### OBJECTIVE
Search the material and gather each line with "other" in it.

** start of DATA FOR THE TASK **

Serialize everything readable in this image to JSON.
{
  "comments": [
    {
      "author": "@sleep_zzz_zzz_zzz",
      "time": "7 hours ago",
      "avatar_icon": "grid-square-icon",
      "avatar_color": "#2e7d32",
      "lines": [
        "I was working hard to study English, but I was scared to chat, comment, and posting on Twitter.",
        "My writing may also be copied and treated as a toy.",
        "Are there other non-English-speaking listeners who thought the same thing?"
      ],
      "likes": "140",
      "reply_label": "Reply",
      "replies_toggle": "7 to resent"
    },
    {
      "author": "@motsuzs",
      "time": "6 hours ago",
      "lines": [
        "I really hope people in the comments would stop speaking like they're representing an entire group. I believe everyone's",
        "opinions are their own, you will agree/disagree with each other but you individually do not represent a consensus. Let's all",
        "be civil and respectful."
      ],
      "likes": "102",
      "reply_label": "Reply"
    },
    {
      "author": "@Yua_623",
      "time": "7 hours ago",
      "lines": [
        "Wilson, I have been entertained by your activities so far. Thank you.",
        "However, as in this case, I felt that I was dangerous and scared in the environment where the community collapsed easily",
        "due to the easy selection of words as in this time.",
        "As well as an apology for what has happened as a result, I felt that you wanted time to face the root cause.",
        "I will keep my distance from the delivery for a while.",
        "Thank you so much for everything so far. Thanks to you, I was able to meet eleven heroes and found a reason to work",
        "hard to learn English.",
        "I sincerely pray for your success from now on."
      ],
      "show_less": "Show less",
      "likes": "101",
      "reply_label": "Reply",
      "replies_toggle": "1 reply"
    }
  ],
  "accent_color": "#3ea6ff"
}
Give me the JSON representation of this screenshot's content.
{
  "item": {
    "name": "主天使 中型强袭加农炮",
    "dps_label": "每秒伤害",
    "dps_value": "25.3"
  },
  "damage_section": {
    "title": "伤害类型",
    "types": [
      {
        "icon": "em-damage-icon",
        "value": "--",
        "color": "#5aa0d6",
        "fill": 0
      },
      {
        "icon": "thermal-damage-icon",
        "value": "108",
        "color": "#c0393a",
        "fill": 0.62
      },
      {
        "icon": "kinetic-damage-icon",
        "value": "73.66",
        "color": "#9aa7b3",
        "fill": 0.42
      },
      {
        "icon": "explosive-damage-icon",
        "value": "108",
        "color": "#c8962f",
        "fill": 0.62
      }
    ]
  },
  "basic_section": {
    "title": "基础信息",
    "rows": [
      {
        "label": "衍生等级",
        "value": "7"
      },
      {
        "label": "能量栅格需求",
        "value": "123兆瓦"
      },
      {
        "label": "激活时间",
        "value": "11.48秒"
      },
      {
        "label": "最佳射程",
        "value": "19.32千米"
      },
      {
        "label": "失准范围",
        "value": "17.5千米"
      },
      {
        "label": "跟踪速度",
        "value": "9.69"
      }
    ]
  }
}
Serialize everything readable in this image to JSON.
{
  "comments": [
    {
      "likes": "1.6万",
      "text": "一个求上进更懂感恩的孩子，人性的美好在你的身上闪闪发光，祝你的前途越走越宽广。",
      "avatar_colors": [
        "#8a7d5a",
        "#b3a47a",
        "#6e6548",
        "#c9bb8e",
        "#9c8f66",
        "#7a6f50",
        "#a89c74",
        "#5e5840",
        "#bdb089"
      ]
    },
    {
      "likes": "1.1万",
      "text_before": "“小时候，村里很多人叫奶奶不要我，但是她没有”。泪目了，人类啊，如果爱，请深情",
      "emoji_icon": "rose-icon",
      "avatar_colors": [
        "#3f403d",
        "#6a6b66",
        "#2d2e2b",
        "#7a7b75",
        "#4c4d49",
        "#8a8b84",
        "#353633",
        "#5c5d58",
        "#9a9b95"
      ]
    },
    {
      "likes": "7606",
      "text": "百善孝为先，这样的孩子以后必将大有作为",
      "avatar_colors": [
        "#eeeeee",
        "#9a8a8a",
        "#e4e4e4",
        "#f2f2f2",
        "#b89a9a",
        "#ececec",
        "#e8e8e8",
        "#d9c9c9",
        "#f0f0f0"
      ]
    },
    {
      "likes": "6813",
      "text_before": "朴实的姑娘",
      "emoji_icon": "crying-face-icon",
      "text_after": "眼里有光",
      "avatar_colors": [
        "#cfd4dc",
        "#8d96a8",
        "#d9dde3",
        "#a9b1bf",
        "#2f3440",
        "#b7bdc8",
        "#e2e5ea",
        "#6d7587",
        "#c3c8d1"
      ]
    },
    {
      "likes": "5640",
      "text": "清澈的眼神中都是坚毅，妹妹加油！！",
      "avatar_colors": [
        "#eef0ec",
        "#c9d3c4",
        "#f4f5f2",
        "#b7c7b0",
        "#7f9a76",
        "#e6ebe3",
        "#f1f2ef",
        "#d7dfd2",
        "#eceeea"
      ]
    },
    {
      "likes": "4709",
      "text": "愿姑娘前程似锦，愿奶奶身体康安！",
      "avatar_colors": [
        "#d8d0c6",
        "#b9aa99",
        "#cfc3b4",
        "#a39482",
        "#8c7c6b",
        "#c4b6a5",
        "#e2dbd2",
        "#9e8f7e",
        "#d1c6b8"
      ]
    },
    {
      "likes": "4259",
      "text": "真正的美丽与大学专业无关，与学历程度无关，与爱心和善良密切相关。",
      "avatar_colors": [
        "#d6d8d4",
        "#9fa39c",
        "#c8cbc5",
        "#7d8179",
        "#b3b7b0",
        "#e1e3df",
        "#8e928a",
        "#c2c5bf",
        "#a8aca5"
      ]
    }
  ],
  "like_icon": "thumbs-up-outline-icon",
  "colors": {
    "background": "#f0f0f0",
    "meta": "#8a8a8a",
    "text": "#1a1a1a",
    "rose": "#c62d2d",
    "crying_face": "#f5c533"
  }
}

** end of DATA FOR THE TASK **

### OUTPUT OF THE EXERCISE
        "Are there other non-English-speaking listeners who thought the same thing?"
        "opinions are their own, you will agree/disagree with each other but you individually do not represent a consensus. Let's all",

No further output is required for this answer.